The request
Copy out every record below with complete accuracy.

Exercise data
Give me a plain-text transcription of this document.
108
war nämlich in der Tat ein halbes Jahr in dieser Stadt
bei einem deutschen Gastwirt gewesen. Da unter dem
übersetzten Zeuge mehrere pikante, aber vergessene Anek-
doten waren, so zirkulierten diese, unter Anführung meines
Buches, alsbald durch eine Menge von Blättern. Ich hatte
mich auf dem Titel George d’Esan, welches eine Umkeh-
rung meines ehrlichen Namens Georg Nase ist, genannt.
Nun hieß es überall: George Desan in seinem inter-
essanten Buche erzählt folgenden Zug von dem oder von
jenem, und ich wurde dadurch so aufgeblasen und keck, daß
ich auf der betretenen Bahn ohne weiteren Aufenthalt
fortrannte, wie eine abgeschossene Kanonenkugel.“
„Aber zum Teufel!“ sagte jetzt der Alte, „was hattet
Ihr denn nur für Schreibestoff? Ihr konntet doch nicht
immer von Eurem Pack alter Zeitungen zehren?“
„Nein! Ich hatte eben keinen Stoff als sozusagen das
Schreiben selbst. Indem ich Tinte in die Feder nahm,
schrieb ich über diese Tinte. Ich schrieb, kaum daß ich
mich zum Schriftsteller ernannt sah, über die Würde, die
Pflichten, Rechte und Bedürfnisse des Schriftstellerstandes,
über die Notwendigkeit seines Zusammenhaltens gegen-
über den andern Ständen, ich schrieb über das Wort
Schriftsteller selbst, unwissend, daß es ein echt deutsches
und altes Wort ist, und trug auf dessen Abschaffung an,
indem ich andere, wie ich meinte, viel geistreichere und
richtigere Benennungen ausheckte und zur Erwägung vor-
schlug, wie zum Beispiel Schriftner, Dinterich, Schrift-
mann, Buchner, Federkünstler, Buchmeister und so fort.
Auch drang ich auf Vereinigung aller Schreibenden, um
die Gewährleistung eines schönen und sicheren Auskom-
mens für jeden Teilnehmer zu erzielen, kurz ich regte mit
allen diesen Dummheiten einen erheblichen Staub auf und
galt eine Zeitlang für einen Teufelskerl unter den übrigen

Result of this exercise
Give me a plain-text transcription of this document.
108
war nämlich in der Tat ein halbes Jahr in dieser Stadt
bei einem deutschen Gastwirt gewesen. Da unter dem
übersetzten Zeuge mehrere pikante, aber vergessene Anek-
doten waren, so zirkulierten diese, unter Anführung meines
Buches, alsbald durch eine Menge von Blättern. Ich hatte
mich auf dem Titel George d’Esan, welches eine Umkeh-
rung meines ehrlichen Namens Georg Nase ist, genannt.
Nun hieß es überall: George Desan in seinem inter-
essanten Buche erzählt folgenden Zug von dem oder von
jenem, und ich wurde dadurch so aufgeblasen und keck, daß
ich auf der betretenen Bahn ohne weiteren Aufenthalt
fortrannte, wie eine abgeschossene Kanonenkugel.“
„Aber zum Teufel!“ sagte jetzt der Alte, „was hattet
Ihr denn nur für Schreibestoff? Ihr konntet doch nicht
immer von Eurem Pack alter Zeitungen zehren?“
„Nein! Ich hatte eben keinen Stoff als sozusagen das
Schreiben selbst. Indem ich Tinte in die Feder nahm,
schrieb ich über diese Tinte. Ich schrieb, kaum daß ich
mich zum Schriftsteller ernannt sah, über die Würde, die
Pflichten, Rechte und Bedürfnisse des Schriftstellerstandes,
über die Notwendigkeit seines Zusammenhaltens gegen-
über den andern Ständen, ich schrieb über das Wort
Schriftsteller selbst, unwissend, daß es ein echt deutsches
und altes Wort ist, und trug auf dessen Abschaffung an,
indem ich andere, wie ich meinte, viel geistreichere und
richtigere Benennungen ausheckte und zur Erwägung vor-
schlug, wie zum Beispiel Schriftner, Dinterich, Schrift-
mann, Buchner, Federkünstler, Buchmeister und so fort.
Auch drang ich auf Vereinigung aller Schreibenden, um
die Gewährleistung eines schönen und sicheren Auskom-
mens für jeden Teilnehmer zu erzielen, kurz ich regte mit
allen diesen Dummheiten einen erheblichen Staub auf und
galt eine Zeitlang für einen Teufelskerl unter den übrigen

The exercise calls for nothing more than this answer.